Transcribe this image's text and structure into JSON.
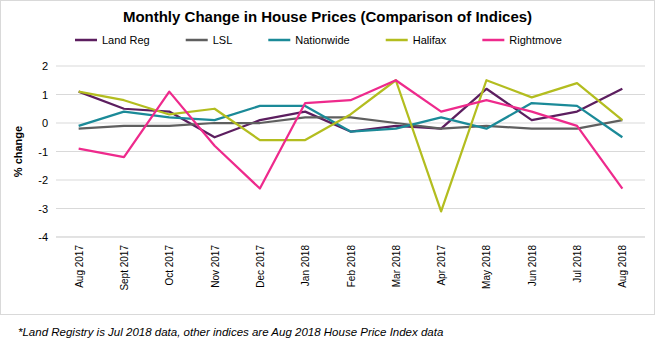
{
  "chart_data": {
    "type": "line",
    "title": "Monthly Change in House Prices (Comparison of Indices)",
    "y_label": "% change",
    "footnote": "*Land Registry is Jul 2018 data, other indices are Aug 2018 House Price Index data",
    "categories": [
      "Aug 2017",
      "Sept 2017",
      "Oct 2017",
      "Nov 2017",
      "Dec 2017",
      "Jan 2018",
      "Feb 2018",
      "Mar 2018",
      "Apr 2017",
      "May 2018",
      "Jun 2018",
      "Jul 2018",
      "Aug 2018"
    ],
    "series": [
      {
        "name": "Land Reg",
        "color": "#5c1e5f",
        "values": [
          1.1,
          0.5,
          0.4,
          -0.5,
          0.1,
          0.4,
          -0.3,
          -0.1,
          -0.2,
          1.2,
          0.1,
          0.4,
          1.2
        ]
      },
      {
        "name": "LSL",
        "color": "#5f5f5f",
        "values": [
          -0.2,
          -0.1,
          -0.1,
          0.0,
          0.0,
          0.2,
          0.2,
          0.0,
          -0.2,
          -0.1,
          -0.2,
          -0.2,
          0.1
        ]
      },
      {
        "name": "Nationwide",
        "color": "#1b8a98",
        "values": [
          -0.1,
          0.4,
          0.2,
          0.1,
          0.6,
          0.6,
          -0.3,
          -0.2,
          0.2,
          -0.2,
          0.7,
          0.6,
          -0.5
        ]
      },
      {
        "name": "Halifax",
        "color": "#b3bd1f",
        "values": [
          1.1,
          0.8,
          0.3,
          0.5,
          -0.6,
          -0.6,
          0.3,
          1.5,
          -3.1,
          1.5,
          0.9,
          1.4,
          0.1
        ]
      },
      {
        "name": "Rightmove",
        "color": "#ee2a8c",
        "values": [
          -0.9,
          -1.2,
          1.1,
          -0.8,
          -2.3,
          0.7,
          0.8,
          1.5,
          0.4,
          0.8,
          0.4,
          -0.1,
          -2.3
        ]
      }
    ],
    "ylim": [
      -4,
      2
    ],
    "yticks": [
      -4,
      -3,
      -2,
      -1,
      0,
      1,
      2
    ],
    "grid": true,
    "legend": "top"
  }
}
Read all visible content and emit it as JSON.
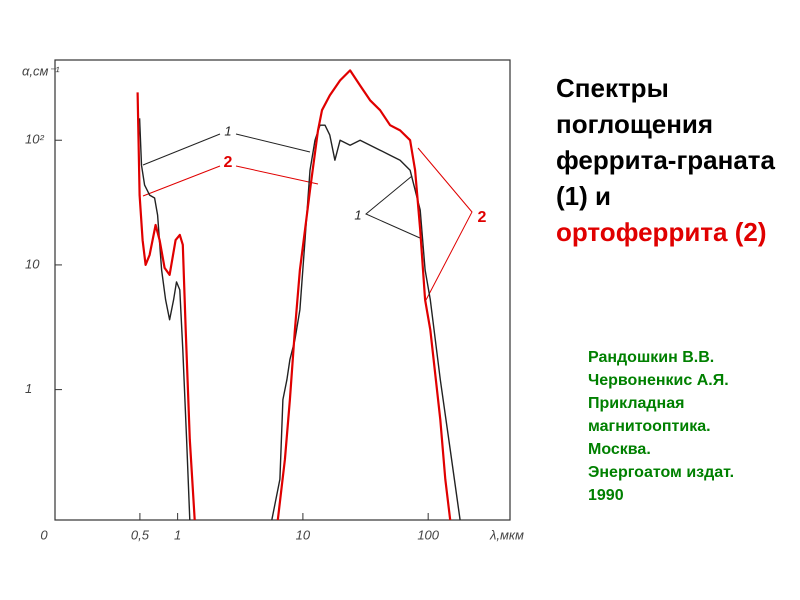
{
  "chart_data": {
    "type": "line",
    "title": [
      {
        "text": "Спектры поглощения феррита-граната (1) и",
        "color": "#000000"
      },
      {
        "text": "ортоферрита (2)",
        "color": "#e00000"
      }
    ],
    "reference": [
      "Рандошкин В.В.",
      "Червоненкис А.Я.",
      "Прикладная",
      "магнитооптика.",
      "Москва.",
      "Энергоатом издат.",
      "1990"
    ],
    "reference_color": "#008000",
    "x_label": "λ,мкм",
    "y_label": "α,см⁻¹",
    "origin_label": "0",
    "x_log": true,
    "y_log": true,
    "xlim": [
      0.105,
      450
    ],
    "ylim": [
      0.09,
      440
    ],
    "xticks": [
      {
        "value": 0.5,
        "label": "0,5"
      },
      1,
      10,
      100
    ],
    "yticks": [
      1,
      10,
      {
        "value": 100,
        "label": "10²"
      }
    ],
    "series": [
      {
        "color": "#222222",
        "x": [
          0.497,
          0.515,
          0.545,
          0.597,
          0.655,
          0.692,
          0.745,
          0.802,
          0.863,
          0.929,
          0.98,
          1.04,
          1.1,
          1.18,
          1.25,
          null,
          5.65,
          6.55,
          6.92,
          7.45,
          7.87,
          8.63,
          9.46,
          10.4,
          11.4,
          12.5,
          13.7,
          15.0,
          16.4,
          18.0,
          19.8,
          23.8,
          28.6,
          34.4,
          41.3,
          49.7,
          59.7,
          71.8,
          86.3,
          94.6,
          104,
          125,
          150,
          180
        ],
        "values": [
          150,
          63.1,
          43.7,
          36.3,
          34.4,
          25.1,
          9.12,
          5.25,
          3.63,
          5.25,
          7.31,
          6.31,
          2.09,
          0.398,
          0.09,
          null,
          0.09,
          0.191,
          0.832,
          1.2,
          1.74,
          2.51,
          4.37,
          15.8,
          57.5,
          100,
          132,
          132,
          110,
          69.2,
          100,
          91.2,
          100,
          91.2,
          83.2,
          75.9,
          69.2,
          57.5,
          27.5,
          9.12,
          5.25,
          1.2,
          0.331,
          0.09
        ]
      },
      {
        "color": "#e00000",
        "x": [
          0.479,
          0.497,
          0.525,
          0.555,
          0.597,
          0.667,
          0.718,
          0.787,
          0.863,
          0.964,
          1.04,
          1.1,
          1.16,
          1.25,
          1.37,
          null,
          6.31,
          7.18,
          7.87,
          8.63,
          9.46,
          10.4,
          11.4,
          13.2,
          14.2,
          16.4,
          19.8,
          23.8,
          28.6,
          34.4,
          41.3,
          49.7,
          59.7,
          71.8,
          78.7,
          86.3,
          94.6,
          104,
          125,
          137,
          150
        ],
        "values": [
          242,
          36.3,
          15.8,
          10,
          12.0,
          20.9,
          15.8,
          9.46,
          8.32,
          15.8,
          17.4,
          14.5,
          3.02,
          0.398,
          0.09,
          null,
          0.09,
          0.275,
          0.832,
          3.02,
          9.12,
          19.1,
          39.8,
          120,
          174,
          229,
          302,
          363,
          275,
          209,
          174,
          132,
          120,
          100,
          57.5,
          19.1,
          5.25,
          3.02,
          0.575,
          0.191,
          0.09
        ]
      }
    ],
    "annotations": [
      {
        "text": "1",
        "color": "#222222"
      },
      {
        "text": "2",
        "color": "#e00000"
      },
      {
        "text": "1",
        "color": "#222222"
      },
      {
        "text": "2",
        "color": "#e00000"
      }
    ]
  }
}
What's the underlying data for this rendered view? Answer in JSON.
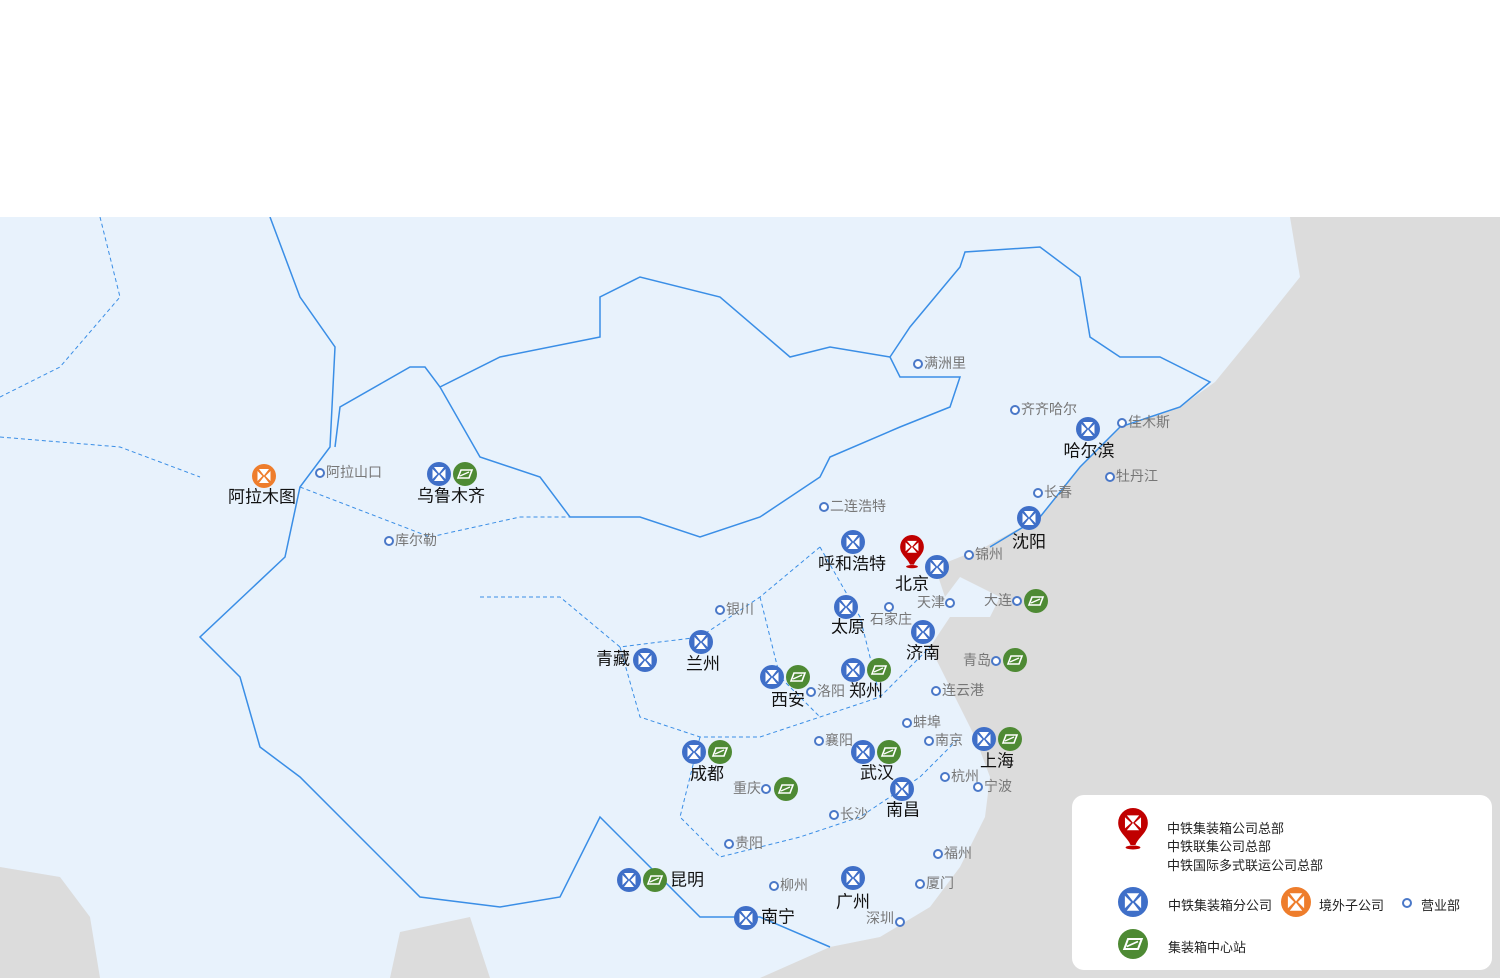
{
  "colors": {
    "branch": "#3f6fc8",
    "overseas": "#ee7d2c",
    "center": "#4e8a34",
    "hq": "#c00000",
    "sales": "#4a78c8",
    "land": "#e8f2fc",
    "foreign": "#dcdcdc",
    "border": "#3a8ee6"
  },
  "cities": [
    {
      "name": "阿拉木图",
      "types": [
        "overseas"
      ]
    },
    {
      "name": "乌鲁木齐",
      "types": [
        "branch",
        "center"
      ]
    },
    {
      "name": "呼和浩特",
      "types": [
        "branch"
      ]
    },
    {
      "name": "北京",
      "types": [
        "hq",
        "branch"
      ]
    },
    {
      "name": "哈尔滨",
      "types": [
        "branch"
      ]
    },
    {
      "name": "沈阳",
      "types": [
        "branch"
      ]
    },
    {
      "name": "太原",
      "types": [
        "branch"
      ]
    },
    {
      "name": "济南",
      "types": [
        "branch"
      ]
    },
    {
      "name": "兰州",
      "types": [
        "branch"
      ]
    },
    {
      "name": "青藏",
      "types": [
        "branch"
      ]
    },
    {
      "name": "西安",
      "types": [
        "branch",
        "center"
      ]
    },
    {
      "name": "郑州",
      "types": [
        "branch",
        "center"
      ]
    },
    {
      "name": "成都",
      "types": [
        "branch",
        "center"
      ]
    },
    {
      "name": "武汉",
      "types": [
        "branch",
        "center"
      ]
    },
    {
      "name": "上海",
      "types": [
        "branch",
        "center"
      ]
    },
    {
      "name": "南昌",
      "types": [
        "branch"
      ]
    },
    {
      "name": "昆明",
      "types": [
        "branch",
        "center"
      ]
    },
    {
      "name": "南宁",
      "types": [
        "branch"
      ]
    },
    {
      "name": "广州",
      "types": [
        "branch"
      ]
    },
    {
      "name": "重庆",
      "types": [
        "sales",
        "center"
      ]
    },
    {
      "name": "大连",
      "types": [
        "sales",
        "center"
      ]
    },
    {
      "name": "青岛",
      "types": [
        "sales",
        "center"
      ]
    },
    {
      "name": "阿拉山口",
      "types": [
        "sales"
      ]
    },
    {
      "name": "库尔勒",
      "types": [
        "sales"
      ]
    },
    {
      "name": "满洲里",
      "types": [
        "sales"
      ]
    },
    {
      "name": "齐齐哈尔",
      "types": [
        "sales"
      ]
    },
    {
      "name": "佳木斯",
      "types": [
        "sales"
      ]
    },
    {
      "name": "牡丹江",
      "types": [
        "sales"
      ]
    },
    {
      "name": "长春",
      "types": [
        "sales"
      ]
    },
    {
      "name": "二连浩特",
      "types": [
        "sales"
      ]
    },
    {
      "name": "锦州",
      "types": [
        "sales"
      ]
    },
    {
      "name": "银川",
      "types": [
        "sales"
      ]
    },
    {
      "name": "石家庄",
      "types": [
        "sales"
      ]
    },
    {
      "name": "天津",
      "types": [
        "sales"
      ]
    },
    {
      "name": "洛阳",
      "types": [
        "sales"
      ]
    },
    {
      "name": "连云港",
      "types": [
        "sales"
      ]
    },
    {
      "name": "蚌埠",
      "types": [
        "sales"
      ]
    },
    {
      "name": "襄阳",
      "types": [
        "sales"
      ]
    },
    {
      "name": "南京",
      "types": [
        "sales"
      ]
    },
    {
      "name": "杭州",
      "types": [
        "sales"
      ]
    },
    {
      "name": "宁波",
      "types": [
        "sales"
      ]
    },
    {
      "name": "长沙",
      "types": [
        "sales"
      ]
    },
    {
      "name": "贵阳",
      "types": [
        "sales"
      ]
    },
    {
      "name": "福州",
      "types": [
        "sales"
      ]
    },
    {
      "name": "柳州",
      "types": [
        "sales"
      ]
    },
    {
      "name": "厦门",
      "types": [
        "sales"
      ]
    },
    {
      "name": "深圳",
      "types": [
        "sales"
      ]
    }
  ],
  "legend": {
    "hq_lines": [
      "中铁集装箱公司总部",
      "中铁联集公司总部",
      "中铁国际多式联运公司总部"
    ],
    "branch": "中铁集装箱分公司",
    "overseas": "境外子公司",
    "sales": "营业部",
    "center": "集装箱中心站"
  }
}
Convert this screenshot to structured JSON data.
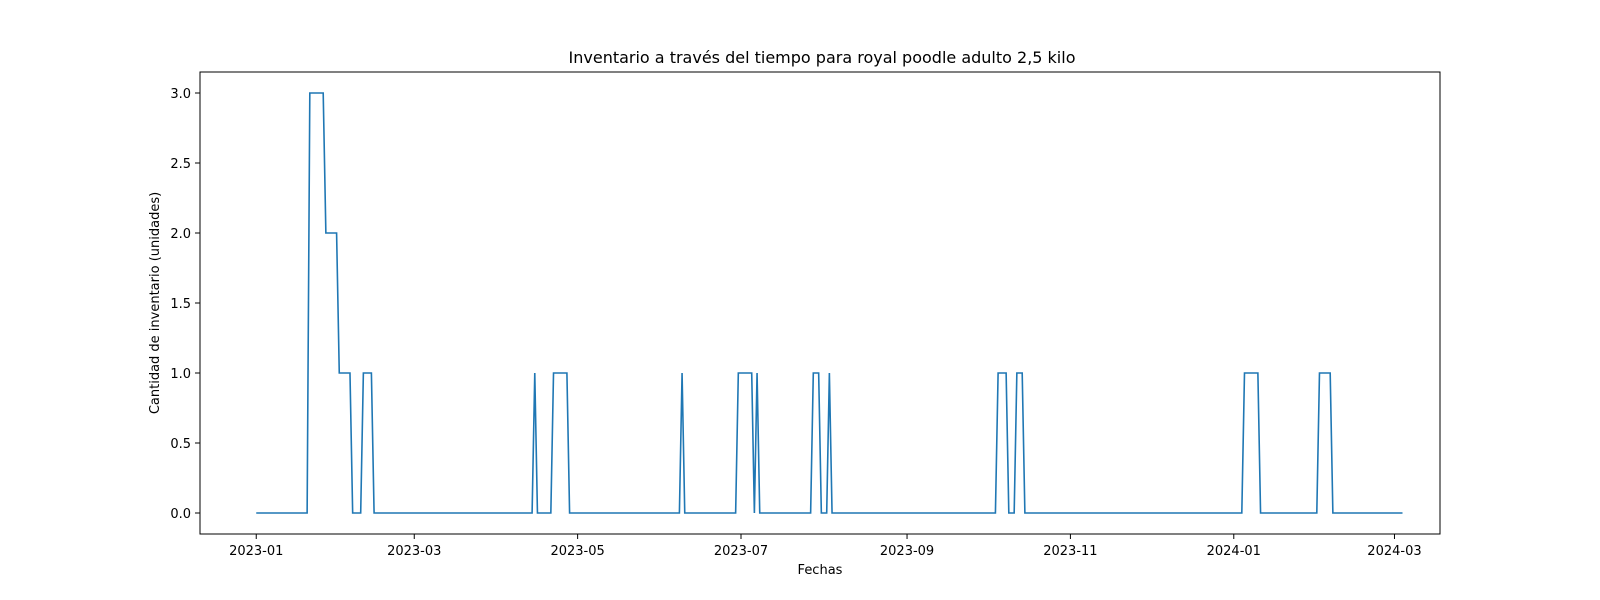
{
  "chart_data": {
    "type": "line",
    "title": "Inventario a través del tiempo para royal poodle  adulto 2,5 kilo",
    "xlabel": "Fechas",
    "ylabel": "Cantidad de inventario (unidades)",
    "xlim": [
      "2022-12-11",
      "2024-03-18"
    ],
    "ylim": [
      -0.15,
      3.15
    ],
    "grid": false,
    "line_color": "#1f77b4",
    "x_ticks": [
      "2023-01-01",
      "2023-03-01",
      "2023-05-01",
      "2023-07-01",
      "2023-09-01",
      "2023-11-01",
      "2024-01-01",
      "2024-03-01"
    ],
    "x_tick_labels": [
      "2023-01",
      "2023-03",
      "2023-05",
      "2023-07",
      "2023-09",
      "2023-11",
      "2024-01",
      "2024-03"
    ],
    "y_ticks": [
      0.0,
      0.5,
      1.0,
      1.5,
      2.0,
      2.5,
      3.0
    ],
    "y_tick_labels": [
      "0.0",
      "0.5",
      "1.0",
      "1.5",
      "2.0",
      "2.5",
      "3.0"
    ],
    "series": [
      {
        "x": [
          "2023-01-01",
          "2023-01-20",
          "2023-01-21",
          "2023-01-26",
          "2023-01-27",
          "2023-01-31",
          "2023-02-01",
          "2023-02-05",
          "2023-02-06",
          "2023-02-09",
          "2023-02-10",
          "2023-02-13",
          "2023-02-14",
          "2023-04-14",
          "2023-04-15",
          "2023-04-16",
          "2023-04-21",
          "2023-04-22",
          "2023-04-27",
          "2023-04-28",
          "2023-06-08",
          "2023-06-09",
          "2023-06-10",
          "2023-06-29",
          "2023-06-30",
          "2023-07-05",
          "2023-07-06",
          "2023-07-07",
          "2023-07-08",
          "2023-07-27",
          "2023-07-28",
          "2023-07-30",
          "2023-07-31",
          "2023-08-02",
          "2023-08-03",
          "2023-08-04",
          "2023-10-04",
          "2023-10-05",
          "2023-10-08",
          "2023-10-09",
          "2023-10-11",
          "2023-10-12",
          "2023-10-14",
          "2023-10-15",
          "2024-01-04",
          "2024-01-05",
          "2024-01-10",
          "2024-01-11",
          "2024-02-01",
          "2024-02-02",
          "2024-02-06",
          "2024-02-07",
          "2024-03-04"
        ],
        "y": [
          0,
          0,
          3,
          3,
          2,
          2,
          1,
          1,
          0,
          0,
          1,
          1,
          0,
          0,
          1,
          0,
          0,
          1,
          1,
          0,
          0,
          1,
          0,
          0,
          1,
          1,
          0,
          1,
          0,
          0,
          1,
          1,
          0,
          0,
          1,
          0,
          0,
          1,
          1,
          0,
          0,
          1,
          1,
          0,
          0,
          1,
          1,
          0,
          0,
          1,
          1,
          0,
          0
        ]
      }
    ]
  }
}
======
Written task:
Read the data above. Pull out each line in which the string "House" appears.

Exercise answer:
    "title": "Monthly Change in House Prices (Comparison of Indices)",
    "footnote": "*Land Registry is Jul 2018 data, other indices are Aug 2018 House Price Index data",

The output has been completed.